Scan the data below for the string "hàng". Show every line where it turns up.
+++ SOURCE RECORDS
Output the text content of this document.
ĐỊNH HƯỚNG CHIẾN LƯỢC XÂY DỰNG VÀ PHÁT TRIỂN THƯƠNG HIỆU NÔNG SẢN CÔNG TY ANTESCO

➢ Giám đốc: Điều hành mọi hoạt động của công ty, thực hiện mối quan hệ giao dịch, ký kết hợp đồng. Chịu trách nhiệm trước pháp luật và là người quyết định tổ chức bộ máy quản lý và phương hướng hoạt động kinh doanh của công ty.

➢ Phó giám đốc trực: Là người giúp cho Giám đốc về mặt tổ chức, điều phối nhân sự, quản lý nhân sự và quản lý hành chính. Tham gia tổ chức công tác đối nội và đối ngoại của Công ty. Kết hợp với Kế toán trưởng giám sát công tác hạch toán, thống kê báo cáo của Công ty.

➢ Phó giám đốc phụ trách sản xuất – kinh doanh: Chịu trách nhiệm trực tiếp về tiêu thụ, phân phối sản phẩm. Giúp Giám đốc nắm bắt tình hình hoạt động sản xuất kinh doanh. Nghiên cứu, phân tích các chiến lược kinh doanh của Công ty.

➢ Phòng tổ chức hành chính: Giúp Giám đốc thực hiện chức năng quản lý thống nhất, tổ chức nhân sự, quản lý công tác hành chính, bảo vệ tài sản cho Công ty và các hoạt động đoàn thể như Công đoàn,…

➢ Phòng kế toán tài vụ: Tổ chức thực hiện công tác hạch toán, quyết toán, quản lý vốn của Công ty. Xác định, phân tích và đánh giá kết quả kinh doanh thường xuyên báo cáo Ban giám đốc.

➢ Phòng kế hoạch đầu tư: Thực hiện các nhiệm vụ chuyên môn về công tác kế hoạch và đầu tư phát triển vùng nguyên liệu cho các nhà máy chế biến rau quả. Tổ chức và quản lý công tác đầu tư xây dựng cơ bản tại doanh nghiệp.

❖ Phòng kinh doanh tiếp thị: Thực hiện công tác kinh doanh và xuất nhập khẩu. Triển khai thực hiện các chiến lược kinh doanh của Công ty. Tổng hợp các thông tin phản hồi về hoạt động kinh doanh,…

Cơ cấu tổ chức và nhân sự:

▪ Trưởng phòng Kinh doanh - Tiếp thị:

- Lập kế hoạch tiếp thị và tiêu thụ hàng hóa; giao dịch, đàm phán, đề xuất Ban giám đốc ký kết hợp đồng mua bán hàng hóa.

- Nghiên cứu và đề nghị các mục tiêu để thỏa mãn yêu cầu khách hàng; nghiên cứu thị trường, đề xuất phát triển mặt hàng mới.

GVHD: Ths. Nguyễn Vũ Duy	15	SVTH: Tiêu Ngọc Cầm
++++++
**FINISHED EXERCISE**:
- Lập kế hoạch tiếp thị và tiêu thụ hàng hóa; giao dịch, đàm phán, đề xuất Ban giám đốc ký kết hợp đồng mua bán hàng hóa.
- Nghiên cứu và đề nghị các mục tiêu để thỏa mãn yêu cầu khách hàng; nghiên cứu thị trường, đề xuất phát triển mặt hàng mới.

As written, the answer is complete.